"""

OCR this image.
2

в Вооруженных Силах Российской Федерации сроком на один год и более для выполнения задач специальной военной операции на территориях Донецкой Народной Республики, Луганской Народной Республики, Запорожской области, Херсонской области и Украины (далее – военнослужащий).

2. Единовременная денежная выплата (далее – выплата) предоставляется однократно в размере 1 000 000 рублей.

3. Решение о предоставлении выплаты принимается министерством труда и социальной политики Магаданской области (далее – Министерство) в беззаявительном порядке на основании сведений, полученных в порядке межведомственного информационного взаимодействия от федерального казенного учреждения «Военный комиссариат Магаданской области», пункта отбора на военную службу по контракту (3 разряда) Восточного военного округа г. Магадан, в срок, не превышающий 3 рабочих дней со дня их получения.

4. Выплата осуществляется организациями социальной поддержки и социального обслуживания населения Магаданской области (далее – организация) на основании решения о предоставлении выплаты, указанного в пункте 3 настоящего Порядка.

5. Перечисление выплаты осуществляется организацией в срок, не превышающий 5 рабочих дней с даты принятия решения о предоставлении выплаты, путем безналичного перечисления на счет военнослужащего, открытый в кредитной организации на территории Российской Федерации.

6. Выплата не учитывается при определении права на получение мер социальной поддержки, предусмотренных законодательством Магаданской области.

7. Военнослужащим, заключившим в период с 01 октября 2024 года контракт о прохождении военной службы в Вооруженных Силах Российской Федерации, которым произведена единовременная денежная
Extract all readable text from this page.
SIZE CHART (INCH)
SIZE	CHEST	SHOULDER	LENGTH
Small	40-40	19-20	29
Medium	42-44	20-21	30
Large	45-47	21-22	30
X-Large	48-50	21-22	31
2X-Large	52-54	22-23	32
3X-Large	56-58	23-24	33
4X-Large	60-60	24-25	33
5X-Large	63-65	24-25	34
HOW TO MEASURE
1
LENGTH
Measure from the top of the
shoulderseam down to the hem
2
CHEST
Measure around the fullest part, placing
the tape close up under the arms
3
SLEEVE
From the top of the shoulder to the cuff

"""

Task goal =>
Looking at the listing above, count the lines that contain "денежная" and give nothing but the number.

Answer for the task =>
2